Task to complete: The records that follow are to be repeated exactly, with the pictures removed.

Recorded data:
>> Begin

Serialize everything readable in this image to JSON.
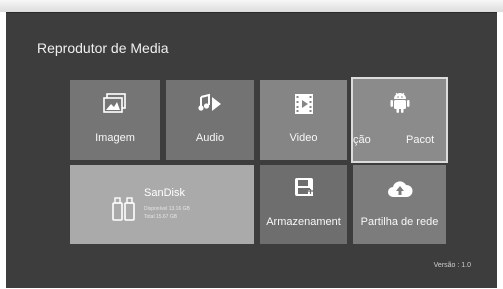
{
  "app": {
    "title": "Reprodutor de Media",
    "version": "Versão : 1.0"
  },
  "tiles": {
    "image": {
      "label": "Imagem",
      "icon": "image-icon"
    },
    "audio": {
      "label": "Audio",
      "icon": "music-icon"
    },
    "video": {
      "label": "Video",
      "icon": "film-icon"
    },
    "app": {
      "label_left": "ção",
      "label_right": "Pacot",
      "icon": "android-icon"
    },
    "storage": {
      "label": "Armazenament",
      "icon": "storage-icon"
    },
    "network": {
      "label": "Partilha de rede",
      "icon": "cloud-icon"
    }
  },
  "device": {
    "name": "SanDisk",
    "available": "Disponível 13.16 GB",
    "total": "Total 15.67 GB",
    "icon": "usb-drive-icon"
  },
  "colors": {
    "background": "#3d3d3d",
    "tile": "#7a7a7a",
    "selected_border": "#dcdcdc"
  }
}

>> End

Reply to the task:
Serialize everything readable in this image to JSON.
{
  "app": {
    "title": "Reprodutor de Media",
    "version": "Versão : 1.0"
  },
  "tiles": {
    "image": {
      "label": "Imagem",
      "icon": "image-icon"
    },
    "audio": {
      "label": "Audio",
      "icon": "music-icon"
    },
    "video": {
      "label": "Video",
      "icon": "film-icon"
    },
    "app": {
      "label_left": "ção",
      "label_right": "Pacot",
      "icon": "android-icon"
    },
    "storage": {
      "label": "Armazenament",
      "icon": "storage-icon"
    },
    "network": {
      "label": "Partilha de rede",
      "icon": "cloud-icon"
    }
  },
  "device": {
    "name": "SanDisk",
    "available": "Disponível 13.16 GB",
    "total": "Total 15.67 GB",
    "icon": "usb-drive-icon"
  },
  "colors": {
    "background": "#3d3d3d",
    "tile": "#7a7a7a",
    "selected_border": "#dcdcdc"
  }
}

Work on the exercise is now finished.